PROBLEM TO SOLVE:
Give only the number of lines that include the string "Zwischenring".
## BEGIN EXTRACTED ENTRIES
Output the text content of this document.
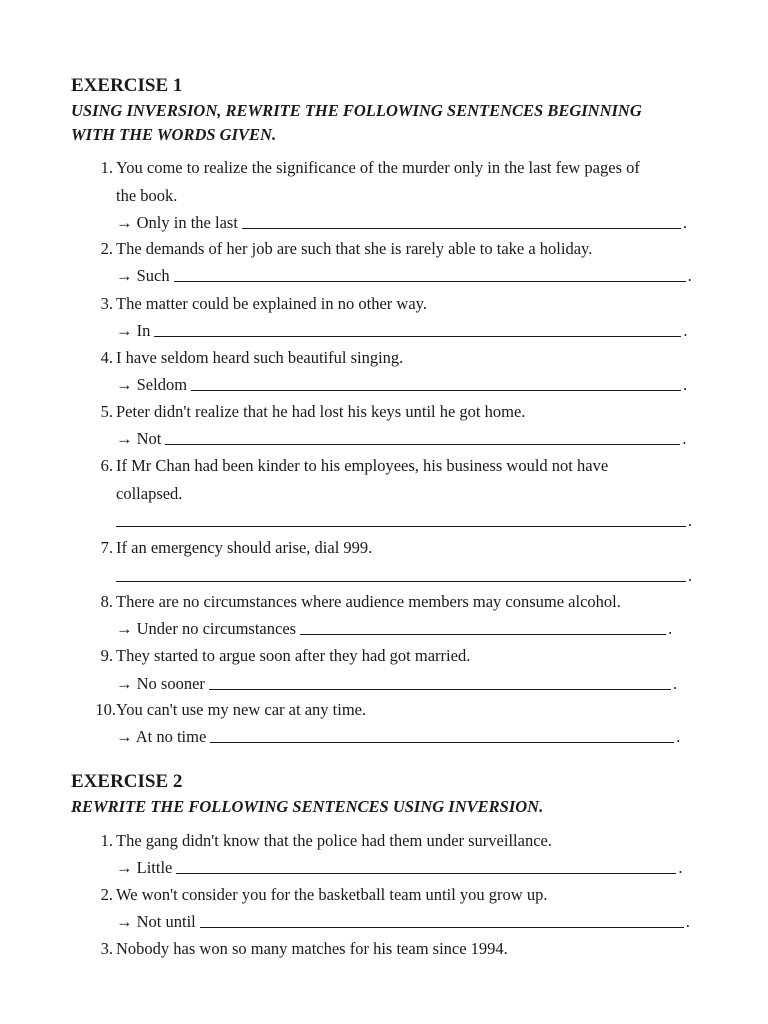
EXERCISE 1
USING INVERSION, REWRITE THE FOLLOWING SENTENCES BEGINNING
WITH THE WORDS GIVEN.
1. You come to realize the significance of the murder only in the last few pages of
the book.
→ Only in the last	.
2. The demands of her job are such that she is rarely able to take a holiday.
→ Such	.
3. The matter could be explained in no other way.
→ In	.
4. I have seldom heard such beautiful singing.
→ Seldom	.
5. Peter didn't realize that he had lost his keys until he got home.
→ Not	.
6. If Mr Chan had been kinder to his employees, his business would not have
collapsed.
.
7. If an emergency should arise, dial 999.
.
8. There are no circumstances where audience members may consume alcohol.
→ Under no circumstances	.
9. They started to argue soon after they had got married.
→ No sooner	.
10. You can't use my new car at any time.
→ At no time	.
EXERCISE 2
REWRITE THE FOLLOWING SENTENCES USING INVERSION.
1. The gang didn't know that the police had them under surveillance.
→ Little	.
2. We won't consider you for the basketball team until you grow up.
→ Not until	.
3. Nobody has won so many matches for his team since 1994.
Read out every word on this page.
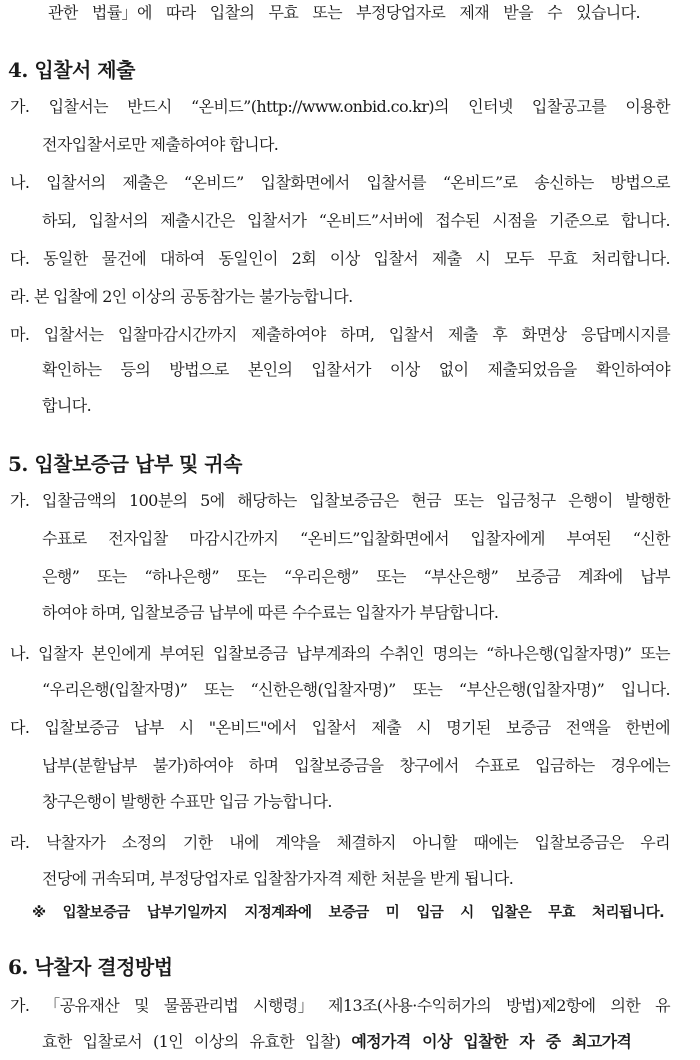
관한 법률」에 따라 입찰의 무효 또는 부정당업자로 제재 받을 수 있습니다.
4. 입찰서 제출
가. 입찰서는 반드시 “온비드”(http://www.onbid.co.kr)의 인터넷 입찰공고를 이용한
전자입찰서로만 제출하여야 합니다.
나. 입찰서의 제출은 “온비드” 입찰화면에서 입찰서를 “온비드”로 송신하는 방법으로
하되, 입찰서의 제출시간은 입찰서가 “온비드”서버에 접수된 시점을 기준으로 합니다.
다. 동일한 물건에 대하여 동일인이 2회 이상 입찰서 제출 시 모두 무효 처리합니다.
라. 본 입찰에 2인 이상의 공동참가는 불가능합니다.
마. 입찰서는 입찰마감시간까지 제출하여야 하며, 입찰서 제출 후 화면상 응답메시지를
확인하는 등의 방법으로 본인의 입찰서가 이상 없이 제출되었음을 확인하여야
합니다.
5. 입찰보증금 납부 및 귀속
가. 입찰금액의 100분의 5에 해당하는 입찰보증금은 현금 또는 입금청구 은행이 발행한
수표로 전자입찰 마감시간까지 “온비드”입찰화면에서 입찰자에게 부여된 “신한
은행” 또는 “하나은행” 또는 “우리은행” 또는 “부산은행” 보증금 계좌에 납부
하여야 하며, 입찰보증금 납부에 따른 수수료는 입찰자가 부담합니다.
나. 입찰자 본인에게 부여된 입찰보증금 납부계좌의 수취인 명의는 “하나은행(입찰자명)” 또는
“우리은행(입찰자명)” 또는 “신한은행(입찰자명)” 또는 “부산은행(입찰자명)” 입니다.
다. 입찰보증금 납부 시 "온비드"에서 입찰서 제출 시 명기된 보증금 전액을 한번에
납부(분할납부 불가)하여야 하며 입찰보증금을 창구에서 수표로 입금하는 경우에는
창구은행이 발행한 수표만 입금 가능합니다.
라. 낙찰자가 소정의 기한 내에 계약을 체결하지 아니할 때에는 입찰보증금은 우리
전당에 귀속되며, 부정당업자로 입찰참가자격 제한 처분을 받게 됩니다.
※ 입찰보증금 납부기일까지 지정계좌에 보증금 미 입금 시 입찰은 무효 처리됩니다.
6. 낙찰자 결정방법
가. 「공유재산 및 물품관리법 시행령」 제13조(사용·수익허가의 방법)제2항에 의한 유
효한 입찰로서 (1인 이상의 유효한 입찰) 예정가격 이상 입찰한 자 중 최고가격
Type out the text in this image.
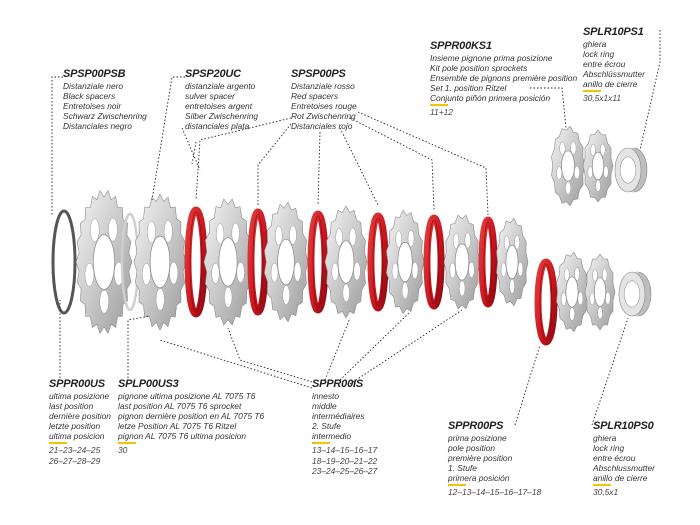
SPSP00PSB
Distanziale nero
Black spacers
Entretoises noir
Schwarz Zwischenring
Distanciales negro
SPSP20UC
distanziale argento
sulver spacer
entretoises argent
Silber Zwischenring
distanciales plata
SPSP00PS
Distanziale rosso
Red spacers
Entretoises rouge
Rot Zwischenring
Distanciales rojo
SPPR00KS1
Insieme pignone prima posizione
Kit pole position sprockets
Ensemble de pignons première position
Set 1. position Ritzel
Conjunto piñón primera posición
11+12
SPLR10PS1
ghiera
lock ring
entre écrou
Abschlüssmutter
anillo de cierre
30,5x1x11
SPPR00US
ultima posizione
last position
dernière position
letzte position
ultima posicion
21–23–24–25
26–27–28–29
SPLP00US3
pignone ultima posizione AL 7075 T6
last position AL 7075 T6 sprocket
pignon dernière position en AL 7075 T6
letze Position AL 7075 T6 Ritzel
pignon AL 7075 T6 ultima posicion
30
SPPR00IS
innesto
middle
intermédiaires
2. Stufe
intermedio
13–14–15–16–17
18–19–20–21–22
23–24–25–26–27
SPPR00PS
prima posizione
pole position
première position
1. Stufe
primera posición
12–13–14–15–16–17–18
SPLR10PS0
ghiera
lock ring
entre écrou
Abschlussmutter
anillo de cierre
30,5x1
## END EXTRACTED ENTRIES
## BEGIN EXTRACTED ENTRIES
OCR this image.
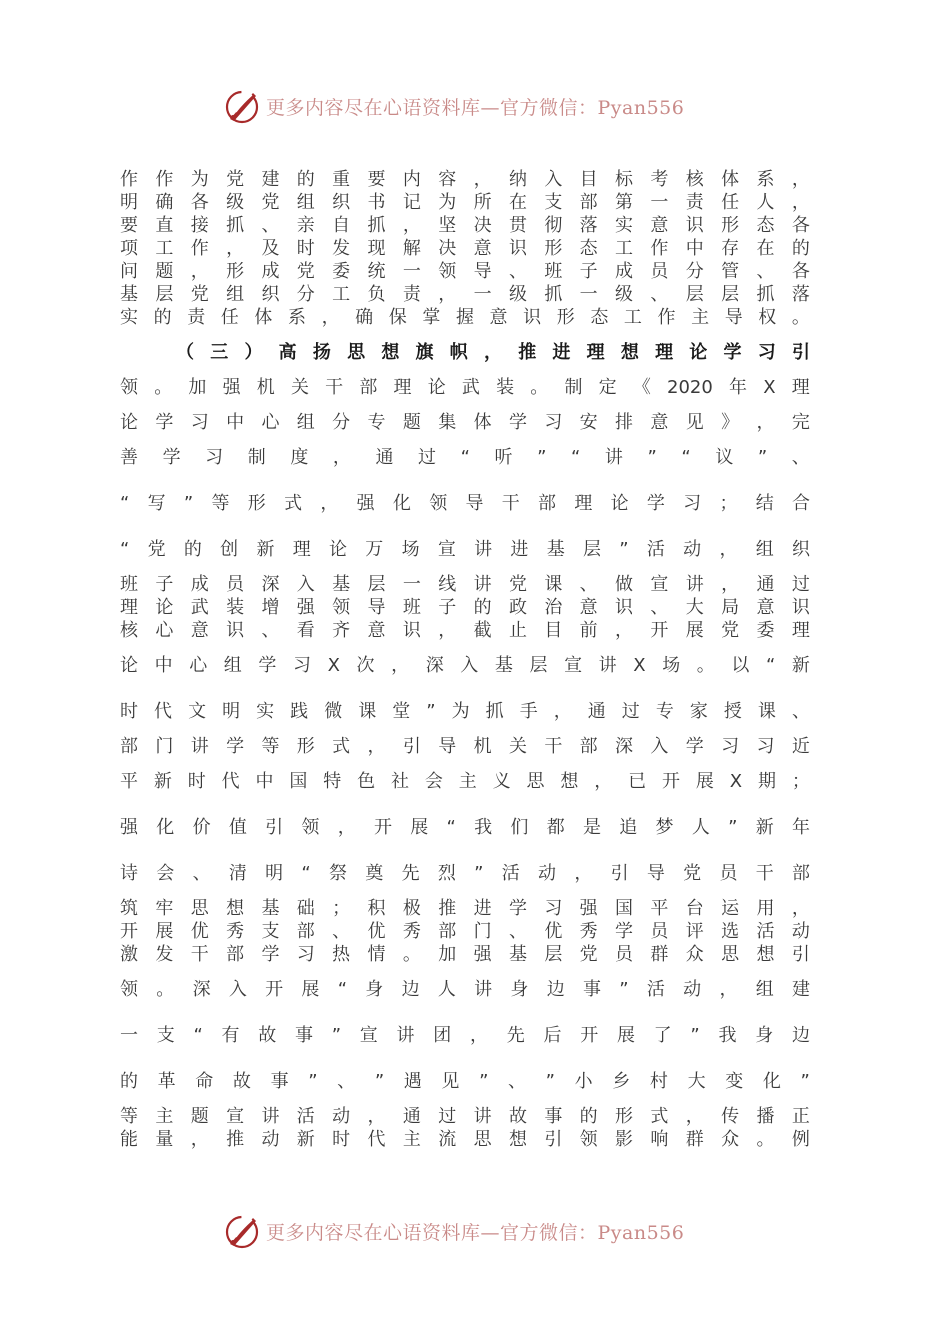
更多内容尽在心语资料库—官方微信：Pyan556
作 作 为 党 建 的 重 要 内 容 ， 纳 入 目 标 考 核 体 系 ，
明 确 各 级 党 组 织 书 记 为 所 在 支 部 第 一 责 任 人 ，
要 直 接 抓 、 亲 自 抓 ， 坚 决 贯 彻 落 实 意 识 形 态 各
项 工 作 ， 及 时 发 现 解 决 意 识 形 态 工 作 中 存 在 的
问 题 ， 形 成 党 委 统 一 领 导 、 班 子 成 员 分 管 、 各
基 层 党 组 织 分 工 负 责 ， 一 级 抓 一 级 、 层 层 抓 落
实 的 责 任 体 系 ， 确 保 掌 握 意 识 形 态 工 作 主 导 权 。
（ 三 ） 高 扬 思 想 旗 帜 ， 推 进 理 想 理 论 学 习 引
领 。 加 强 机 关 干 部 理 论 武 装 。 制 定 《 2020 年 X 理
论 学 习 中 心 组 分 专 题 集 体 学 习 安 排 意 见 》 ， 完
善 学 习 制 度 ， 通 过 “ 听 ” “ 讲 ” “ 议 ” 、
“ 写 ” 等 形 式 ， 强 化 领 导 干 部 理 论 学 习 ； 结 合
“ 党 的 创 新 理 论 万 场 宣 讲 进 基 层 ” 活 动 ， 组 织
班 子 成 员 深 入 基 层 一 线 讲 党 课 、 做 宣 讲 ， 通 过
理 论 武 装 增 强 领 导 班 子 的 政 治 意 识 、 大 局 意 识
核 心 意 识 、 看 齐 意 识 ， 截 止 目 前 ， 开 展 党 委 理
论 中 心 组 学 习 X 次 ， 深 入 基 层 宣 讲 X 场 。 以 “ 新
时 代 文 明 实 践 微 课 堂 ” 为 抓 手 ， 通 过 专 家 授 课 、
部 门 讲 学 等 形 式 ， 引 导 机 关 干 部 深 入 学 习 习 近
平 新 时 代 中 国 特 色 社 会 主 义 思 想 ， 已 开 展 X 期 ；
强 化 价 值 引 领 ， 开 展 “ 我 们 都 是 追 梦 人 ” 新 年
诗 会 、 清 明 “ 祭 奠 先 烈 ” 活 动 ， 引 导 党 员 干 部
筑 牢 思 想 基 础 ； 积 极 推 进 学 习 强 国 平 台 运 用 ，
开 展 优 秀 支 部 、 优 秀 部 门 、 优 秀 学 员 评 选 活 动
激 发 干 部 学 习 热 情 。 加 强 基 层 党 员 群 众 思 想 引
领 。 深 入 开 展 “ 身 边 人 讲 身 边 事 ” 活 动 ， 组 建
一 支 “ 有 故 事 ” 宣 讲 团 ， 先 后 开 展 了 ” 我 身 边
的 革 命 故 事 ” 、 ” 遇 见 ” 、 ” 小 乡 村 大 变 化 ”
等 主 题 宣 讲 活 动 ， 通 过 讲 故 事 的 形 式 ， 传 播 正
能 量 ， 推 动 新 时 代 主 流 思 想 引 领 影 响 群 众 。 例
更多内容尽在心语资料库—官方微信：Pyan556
## END EXTRACTED ENTRIES
WRITTEN RESPONSE:
3